* EXERCISE DESCRIPTION: Reproduce each of the following lines word for word, leaving out none of them.

---

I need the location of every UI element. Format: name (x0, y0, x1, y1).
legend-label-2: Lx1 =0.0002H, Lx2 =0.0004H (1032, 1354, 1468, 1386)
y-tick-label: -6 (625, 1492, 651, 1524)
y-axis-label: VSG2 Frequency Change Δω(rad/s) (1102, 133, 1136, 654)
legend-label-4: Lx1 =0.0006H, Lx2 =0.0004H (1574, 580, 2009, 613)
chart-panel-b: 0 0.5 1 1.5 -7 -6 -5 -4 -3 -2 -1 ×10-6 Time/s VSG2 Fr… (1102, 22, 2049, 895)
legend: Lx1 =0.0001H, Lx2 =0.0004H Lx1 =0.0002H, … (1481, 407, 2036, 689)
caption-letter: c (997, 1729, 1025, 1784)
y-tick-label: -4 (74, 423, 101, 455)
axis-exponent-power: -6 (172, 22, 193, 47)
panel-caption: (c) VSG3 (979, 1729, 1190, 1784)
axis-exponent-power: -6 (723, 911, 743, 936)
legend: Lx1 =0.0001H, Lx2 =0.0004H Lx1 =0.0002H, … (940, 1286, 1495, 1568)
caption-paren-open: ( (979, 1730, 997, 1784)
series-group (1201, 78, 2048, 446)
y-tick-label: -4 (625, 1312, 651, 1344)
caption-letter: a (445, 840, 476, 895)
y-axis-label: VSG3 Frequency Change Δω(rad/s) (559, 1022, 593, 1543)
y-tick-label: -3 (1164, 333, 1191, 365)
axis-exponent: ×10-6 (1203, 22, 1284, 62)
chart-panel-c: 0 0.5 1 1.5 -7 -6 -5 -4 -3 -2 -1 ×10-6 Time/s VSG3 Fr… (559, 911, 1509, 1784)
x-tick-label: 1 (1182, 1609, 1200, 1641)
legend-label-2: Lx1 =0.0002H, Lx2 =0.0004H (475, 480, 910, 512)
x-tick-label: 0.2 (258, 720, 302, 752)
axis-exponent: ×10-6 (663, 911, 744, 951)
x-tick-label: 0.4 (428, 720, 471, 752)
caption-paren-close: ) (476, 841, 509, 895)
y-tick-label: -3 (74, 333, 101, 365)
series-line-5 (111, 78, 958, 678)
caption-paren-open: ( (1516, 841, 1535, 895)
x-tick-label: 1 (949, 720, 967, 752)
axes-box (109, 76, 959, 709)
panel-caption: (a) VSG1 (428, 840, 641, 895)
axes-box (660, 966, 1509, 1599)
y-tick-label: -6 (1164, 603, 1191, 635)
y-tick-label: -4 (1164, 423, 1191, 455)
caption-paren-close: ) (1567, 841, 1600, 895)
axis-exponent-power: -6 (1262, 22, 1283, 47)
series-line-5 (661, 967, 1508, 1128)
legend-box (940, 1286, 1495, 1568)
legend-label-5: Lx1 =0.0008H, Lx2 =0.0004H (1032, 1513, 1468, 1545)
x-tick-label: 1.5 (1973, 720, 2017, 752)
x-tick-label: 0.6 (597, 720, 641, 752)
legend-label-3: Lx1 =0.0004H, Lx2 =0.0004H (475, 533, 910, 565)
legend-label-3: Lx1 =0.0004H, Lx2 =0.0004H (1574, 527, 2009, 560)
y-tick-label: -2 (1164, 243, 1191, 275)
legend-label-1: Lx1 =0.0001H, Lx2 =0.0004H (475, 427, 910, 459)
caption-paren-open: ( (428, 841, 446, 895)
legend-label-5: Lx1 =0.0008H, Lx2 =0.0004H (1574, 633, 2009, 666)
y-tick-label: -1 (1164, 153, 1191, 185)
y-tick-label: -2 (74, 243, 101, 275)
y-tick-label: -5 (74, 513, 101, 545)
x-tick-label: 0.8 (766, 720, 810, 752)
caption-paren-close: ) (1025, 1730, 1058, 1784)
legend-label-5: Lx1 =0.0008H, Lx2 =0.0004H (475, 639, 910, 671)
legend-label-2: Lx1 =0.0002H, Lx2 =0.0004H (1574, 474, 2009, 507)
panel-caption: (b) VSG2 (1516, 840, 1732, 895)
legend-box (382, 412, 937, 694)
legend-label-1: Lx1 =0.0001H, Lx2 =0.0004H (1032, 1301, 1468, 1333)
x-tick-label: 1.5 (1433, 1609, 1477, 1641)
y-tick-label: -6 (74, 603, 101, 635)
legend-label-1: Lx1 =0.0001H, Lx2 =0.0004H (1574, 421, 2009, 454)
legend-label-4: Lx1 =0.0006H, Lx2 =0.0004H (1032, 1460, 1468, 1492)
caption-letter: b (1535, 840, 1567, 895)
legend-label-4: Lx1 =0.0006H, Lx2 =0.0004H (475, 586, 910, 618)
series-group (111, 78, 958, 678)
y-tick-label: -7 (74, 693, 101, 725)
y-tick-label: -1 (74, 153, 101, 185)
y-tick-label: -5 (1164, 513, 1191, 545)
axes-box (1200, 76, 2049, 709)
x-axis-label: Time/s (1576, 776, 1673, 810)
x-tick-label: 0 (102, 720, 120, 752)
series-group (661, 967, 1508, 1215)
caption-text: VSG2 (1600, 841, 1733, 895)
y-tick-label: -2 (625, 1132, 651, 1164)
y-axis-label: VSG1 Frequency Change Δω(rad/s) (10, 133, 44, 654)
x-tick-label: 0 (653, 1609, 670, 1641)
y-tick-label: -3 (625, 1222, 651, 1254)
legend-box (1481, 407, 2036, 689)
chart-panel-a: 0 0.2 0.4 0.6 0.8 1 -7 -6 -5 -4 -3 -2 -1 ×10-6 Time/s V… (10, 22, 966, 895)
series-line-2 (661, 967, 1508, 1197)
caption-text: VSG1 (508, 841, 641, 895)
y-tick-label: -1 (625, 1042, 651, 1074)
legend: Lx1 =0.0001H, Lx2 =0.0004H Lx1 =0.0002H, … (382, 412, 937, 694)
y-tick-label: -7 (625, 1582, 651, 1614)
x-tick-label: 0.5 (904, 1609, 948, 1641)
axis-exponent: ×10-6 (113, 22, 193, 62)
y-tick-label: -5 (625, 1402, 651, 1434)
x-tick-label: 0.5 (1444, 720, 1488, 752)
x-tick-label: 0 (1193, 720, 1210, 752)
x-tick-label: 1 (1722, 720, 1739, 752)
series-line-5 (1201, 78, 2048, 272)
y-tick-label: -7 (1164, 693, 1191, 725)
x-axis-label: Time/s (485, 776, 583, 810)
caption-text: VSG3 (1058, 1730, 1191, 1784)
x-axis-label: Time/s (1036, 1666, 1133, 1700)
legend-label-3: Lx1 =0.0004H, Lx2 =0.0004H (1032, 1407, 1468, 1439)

---

* OUTPUT OF THE EXERCISE:
I need the location of every UI element. Format: name (x0, y0, x1, y1).
legend-label-2: Lx1 =0.0002H, Lx2 =0.0004H (1032, 1354, 1468, 1386)
y-tick-label: -6 (625, 1492, 651, 1524)
y-axis-label: VSG2 Frequency Change Δω(rad/s) (1102, 133, 1136, 654)
legend-label-4: Lx1 =0.0006H, Lx2 =0.0004H (1574, 580, 2009, 613)
chart-panel-b: 0 0.5 1 1.5 -7 -6 -5 -4 -3 -2 -1 ×10-6 Time/s VSG2 Fr… (1102, 22, 2049, 895)
legend: Lx1 =0.0001H, Lx2 =0.0004H Lx1 =0.0002H, … (1481, 407, 2036, 689)
caption-letter: c (997, 1729, 1025, 1784)
y-tick-label: -4 (74, 423, 101, 455)
axis-exponent-power: -6 (172, 22, 193, 47)
panel-caption: (c) VSG3 (979, 1729, 1190, 1784)
axis-exponent-power: -6 (723, 911, 743, 936)
legend: Lx1 =0.0001H, Lx2 =0.0004H Lx1 =0.0002H, … (940, 1286, 1495, 1568)
caption-paren-open: ( (979, 1730, 997, 1784)
series-group (1201, 78, 2048, 446)
y-tick-label: -4 (625, 1312, 651, 1344)
caption-letter: a (445, 840, 476, 895)
y-axis-label: VSG3 Frequency Change Δω(rad/s) (559, 1022, 593, 1543)
y-tick-label: -3 (1164, 333, 1191, 365)
axis-exponent: ×10-6 (1203, 22, 1284, 62)
chart-panel-c: 0 0.5 1 1.5 -7 -6 -5 -4 -3 -2 -1 ×10-6 Time/s VSG3 Fr… (559, 911, 1509, 1784)
x-tick-label: 1 (1182, 1609, 1200, 1641)
legend-label-2: Lx1 =0.0002H, Lx2 =0.0004H (475, 480, 910, 512)
x-tick-label: 0.2 (258, 720, 302, 752)
axis-exponent: ×10-6 (663, 911, 744, 951)
x-tick-label: 0.4 (428, 720, 471, 752)
caption-paren-close: ) (476, 841, 509, 895)
y-tick-label: -3 (74, 333, 101, 365)
series-line-5 (111, 78, 958, 678)
caption-paren-open: ( (1516, 841, 1535, 895)
x-tick-label: 1 (949, 720, 967, 752)
axes-box (109, 76, 959, 709)
panel-caption: (a) VSG1 (428, 840, 641, 895)
axes-box (660, 966, 1509, 1599)
y-tick-label: -6 (1164, 603, 1191, 635)
y-tick-label: -4 (1164, 423, 1191, 455)
caption-paren-close: ) (1567, 841, 1600, 895)
axis-exponent-power: -6 (1262, 22, 1283, 47)
series-line-5 (661, 967, 1508, 1128)
legend-box (940, 1286, 1495, 1568)
legend-label-5: Lx1 =0.0008H, Lx2 =0.0004H (1032, 1513, 1468, 1545)
x-tick-label: 1.5 (1973, 720, 2017, 752)
x-tick-label: 0.6 (597, 720, 641, 752)
legend-label-3: Lx1 =0.0004H, Lx2 =0.0004H (475, 533, 910, 565)
legend-label-3: Lx1 =0.0004H, Lx2 =0.0004H (1574, 527, 2009, 560)
y-tick-label: -2 (1164, 243, 1191, 275)
legend-label-1: Lx1 =0.0001H, Lx2 =0.0004H (475, 427, 910, 459)
caption-paren-open: ( (428, 841, 446, 895)
legend-label-5: Lx1 =0.0008H, Lx2 =0.0004H (1574, 633, 2009, 666)
y-tick-label: -1 (1164, 153, 1191, 185)
y-tick-label: -2 (74, 243, 101, 275)
y-tick-label: -5 (74, 513, 101, 545)
x-tick-label: 0.8 (766, 720, 810, 752)
caption-paren-close: ) (1025, 1730, 1058, 1784)
legend-label-5: Lx1 =0.0008H, Lx2 =0.0004H (475, 639, 910, 671)
legend-label-2: Lx1 =0.0002H, Lx2 =0.0004H (1574, 474, 2009, 507)
panel-caption: (b) VSG2 (1516, 840, 1732, 895)
legend-box (382, 412, 937, 694)
legend-label-1: Lx1 =0.0001H, Lx2 =0.0004H (1032, 1301, 1468, 1333)
x-tick-label: 1.5 (1433, 1609, 1477, 1641)
y-tick-label: -6 (74, 603, 101, 635)
legend-label-1: Lx1 =0.0001H, Lx2 =0.0004H (1574, 421, 2009, 454)
legend-label-4: Lx1 =0.0006H, Lx2 =0.0004H (1032, 1460, 1468, 1492)
caption-letter: b (1535, 840, 1567, 895)
legend-label-4: Lx1 =0.0006H, Lx2 =0.0004H (475, 586, 910, 618)
series-group (111, 78, 958, 678)
y-tick-label: -7 (74, 693, 101, 725)
y-tick-label: -1 (74, 153, 101, 185)
y-tick-label: -5 (1164, 513, 1191, 545)
axes-box (1200, 76, 2049, 709)
x-axis-label: Time/s (1576, 776, 1673, 810)
x-tick-label: 0 (102, 720, 120, 752)
series-group (661, 967, 1508, 1215)
caption-text: VSG2 (1600, 841, 1733, 895)
y-tick-label: -2 (625, 1132, 651, 1164)
y-axis-label: VSG1 Frequency Change Δω(rad/s) (10, 133, 44, 654)
x-tick-label: 0 (653, 1609, 670, 1641)
y-tick-label: -3 (625, 1222, 651, 1254)
legend-box (1481, 407, 2036, 689)
chart-panel-a: 0 0.2 0.4 0.6 0.8 1 -7 -6 -5 -4 -3 -2 -1 ×10-6 Time/s V… (10, 22, 966, 895)
series-line-2 (661, 967, 1508, 1197)
caption-text: VSG1 (508, 841, 641, 895)
y-tick-label: -1 (625, 1042, 651, 1074)
legend: Lx1 =0.0001H, Lx2 =0.0004H Lx1 =0.0002H, … (382, 412, 937, 694)
y-tick-label: -7 (625, 1582, 651, 1614)
x-tick-label: 0.5 (904, 1609, 948, 1641)
axis-exponent: ×10-6 (113, 22, 193, 62)
y-tick-label: -5 (625, 1402, 651, 1434)
x-tick-label: 0.5 (1444, 720, 1488, 752)
x-tick-label: 0 (1193, 720, 1210, 752)
x-tick-label: 1 (1722, 720, 1739, 752)
series-line-5 (1201, 78, 2048, 272)
y-tick-label: -7 (1164, 693, 1191, 725)
x-axis-label: Time/s (485, 776, 583, 810)
caption-text: VSG3 (1058, 1730, 1191, 1784)
x-axis-label: Time/s (1036, 1666, 1133, 1700)
legend-label-3: Lx1 =0.0004H, Lx2 =0.0004H (1032, 1407, 1468, 1439)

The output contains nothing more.